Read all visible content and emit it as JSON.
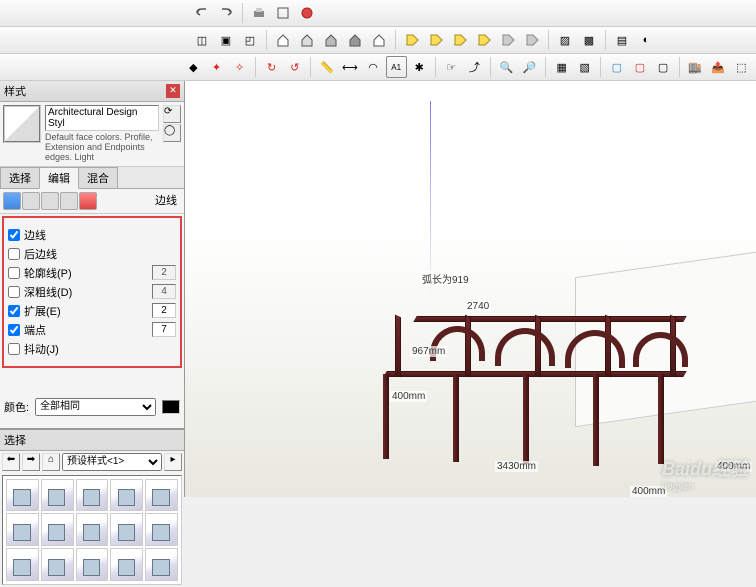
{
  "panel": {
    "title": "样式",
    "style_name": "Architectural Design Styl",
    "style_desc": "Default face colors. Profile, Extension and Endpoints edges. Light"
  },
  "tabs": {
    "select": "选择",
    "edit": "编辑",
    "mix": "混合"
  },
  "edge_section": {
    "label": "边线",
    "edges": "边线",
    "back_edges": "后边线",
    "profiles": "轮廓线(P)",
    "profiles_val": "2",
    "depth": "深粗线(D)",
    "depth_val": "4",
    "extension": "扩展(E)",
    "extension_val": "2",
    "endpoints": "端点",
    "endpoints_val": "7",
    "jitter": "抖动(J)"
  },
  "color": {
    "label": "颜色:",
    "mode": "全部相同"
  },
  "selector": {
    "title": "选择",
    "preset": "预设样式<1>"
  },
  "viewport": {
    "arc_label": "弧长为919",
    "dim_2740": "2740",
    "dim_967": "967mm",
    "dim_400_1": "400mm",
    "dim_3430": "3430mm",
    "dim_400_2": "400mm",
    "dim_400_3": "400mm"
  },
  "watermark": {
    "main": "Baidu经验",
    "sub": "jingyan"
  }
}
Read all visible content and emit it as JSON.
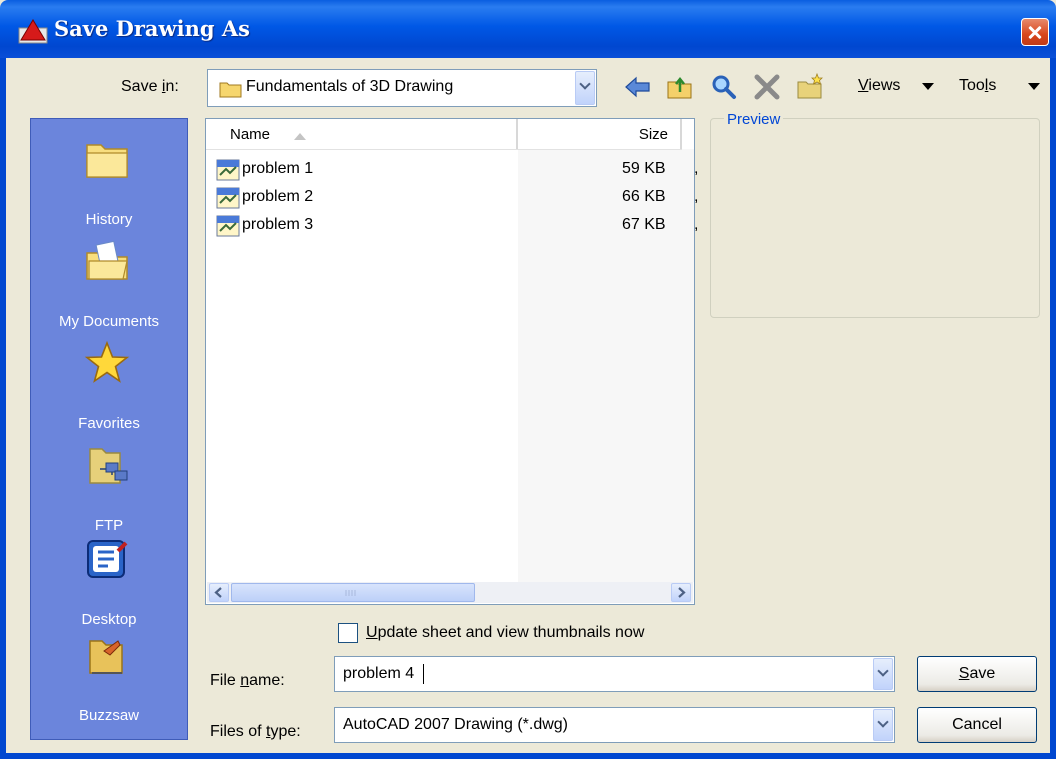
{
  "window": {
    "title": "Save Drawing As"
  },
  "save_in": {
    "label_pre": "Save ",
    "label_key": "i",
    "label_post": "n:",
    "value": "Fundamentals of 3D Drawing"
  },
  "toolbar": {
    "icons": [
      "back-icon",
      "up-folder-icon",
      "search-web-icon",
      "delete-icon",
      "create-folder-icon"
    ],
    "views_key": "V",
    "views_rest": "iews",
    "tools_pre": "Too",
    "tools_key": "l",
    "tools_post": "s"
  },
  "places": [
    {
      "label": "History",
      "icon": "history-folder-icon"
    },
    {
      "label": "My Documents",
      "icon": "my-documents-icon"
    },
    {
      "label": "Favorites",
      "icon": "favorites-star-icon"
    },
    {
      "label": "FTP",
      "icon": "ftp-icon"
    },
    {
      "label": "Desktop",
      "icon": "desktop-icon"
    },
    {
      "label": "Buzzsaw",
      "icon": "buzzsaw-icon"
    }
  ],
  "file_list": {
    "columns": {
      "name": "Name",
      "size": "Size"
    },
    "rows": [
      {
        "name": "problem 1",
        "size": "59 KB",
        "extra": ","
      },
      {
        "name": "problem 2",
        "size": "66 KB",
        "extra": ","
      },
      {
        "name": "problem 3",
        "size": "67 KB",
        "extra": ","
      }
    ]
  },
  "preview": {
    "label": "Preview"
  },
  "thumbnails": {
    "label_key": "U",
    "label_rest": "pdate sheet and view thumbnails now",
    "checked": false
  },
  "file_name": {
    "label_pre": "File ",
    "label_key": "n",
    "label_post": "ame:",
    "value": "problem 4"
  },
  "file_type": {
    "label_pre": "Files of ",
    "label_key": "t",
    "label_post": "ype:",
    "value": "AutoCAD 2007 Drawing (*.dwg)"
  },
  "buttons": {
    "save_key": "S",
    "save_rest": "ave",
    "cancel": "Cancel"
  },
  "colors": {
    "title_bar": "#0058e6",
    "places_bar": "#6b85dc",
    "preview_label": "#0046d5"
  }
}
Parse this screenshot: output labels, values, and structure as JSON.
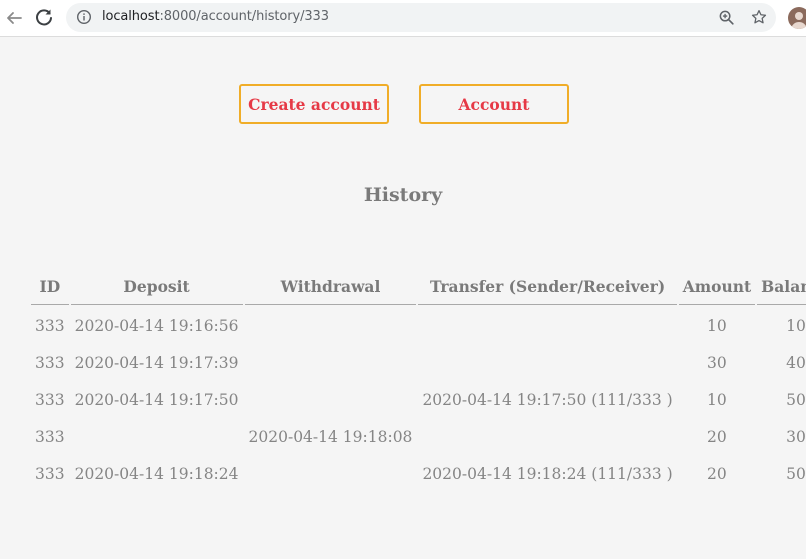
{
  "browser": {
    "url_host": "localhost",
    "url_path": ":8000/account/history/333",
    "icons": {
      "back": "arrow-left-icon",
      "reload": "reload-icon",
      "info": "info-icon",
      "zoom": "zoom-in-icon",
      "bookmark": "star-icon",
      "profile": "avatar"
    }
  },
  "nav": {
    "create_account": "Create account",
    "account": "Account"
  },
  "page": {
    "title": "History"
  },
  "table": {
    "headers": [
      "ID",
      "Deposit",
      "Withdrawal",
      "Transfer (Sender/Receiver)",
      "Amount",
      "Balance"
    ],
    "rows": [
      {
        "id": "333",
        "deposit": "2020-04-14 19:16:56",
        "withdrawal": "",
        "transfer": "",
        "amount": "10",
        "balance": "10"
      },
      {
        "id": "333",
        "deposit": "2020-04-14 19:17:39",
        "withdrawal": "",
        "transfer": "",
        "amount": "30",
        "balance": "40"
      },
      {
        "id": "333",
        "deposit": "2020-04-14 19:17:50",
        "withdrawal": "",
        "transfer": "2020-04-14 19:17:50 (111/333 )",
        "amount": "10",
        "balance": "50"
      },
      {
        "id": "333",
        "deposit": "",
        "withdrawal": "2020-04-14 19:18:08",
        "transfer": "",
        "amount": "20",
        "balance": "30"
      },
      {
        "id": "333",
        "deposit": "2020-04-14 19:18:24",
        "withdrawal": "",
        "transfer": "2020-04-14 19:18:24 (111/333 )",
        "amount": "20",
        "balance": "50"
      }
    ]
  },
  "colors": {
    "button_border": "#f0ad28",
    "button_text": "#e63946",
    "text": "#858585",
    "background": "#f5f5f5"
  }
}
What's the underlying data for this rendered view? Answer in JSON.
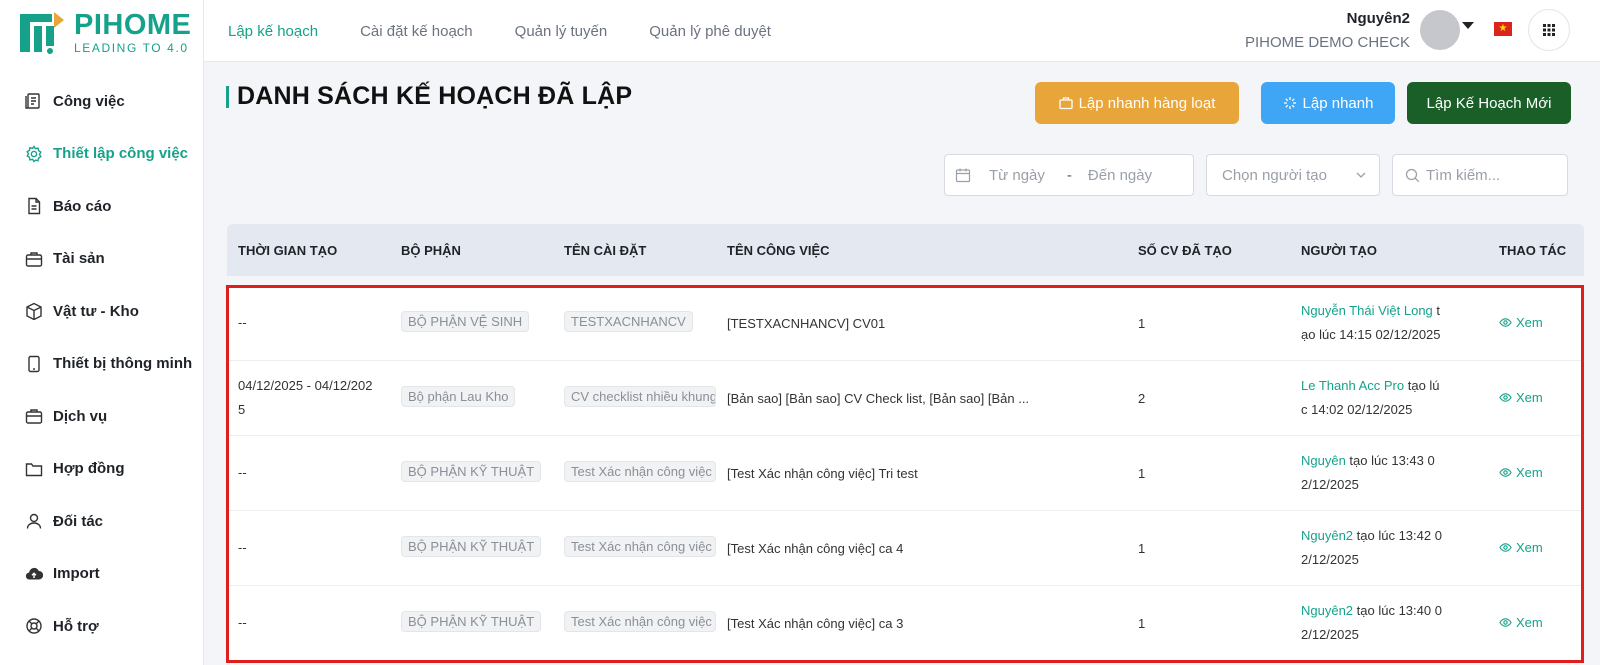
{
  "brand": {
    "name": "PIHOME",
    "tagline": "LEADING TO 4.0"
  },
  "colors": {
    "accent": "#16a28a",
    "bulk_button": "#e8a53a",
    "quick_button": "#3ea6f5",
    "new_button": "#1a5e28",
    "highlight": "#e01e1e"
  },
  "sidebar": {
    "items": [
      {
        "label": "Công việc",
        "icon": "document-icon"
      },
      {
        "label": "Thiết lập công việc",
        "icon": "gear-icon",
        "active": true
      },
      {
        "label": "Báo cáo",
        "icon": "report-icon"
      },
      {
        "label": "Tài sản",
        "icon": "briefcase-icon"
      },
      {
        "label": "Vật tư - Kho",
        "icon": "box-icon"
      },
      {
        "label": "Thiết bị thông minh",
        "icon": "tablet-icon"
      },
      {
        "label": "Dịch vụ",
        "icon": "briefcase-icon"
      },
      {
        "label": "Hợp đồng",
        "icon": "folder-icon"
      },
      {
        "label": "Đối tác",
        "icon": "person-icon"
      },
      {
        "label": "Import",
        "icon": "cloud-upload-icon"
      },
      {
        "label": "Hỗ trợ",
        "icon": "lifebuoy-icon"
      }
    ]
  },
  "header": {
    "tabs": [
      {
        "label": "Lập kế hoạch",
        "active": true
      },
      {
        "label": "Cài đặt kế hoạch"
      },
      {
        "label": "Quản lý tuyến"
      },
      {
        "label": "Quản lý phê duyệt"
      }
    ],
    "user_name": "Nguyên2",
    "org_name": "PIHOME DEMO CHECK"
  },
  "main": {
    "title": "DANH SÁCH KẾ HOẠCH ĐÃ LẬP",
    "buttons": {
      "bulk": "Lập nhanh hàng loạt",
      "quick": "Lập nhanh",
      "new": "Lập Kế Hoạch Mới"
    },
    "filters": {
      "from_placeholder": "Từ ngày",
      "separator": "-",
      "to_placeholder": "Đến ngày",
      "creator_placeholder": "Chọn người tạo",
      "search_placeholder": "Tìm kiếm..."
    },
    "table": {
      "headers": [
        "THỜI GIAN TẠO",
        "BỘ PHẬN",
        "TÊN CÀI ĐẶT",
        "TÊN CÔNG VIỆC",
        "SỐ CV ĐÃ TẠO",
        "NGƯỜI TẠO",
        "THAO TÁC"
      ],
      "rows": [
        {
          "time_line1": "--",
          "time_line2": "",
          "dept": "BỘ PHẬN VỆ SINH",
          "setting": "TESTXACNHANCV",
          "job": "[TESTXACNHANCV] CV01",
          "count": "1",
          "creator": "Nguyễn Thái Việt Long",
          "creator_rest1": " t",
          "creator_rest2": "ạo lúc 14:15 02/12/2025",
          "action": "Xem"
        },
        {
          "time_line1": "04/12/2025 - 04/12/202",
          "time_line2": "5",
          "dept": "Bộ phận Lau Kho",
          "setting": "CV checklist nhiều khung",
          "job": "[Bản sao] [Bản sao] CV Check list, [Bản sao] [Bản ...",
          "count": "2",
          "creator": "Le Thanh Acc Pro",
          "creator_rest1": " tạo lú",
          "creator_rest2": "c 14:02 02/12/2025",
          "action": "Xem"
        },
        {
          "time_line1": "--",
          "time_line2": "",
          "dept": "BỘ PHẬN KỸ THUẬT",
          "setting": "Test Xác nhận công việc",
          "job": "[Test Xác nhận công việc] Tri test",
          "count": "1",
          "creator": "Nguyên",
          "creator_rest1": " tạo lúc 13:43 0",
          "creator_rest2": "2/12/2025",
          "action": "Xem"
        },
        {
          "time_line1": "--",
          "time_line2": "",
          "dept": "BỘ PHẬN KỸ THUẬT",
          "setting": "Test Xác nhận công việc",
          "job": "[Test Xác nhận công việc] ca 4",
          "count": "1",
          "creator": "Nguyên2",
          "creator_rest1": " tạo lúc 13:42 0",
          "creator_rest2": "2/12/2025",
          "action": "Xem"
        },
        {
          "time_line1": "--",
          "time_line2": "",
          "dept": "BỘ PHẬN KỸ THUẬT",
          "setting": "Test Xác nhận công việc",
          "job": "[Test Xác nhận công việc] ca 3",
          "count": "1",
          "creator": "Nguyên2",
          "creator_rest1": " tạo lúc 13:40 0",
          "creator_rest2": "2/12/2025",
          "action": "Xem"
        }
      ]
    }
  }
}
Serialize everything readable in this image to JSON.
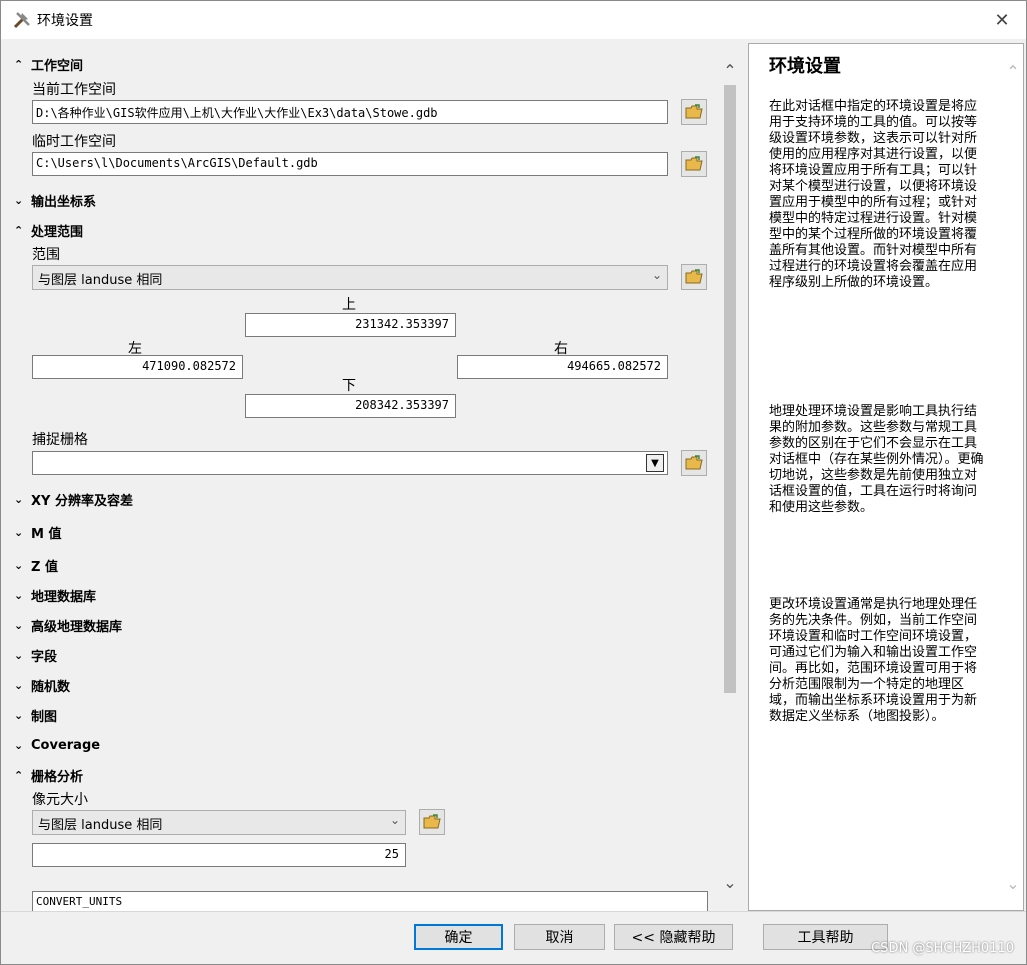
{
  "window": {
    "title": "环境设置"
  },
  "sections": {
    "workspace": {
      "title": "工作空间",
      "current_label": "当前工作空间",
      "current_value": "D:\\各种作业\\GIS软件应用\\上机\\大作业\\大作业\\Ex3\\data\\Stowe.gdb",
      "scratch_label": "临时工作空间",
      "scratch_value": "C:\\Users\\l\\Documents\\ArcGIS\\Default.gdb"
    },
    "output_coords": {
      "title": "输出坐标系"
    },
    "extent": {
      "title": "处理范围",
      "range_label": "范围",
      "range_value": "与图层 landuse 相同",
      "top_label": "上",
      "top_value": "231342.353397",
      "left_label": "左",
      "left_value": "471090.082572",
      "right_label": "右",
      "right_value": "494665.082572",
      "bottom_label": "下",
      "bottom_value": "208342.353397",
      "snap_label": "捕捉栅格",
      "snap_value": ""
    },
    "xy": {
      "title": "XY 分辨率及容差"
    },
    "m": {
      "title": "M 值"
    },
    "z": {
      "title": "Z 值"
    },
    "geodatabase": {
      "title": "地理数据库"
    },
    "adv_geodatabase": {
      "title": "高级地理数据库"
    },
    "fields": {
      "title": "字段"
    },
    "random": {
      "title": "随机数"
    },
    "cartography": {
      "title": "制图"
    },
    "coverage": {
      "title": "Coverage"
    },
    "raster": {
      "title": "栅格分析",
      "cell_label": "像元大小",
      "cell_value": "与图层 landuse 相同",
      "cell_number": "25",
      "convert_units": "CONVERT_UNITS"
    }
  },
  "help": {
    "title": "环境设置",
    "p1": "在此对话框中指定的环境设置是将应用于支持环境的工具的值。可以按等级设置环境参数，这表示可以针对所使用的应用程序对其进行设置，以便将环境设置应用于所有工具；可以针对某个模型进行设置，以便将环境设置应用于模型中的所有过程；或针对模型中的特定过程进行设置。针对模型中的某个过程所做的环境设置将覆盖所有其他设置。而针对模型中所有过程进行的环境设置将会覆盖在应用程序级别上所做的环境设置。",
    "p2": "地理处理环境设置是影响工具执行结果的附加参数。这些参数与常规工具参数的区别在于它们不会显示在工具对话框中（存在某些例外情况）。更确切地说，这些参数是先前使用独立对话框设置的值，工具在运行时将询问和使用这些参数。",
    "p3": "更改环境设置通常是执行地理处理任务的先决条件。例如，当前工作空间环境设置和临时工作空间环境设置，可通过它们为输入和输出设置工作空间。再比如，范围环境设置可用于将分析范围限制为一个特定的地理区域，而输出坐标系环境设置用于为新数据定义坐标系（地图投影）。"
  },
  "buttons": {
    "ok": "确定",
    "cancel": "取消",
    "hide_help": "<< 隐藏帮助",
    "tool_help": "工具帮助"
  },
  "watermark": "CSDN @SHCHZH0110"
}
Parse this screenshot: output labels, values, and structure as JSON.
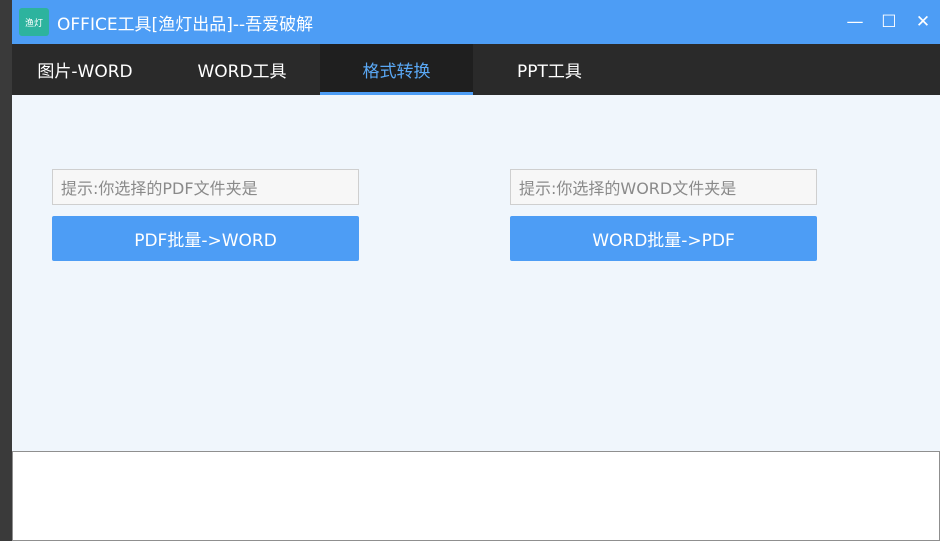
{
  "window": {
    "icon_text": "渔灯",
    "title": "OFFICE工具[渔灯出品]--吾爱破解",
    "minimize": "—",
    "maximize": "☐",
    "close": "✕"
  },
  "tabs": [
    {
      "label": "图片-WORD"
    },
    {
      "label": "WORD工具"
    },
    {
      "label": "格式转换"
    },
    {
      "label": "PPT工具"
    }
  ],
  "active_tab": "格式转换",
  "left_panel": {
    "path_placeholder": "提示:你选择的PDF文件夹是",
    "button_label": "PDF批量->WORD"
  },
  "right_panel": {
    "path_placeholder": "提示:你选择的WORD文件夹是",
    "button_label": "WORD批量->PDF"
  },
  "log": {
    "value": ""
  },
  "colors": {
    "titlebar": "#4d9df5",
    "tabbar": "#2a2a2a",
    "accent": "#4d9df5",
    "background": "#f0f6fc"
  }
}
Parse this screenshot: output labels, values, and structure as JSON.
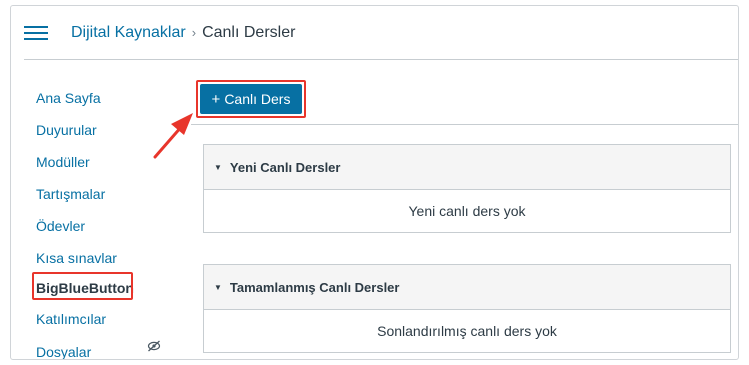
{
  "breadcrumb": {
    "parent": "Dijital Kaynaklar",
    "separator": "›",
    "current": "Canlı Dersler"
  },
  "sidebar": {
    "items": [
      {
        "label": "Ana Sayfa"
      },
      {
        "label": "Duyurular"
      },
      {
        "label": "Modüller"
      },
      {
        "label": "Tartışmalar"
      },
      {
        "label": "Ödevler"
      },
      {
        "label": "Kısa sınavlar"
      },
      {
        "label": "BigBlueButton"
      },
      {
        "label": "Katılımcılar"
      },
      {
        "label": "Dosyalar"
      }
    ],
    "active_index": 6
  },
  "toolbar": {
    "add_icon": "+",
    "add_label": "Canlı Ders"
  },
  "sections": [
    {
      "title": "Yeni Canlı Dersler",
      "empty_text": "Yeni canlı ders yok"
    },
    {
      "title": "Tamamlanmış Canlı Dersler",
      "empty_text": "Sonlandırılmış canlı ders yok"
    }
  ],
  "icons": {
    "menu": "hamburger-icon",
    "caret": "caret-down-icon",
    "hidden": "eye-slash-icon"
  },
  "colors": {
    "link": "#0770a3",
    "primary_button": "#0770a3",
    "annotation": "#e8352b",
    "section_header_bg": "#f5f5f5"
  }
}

——

Show every line of the records above that contains the word "size".

RESPONSE TO THE TASK -
      "size": "Size"
        "size": "59 KB",
        "size": "66 KB",
        "size": "67 KB",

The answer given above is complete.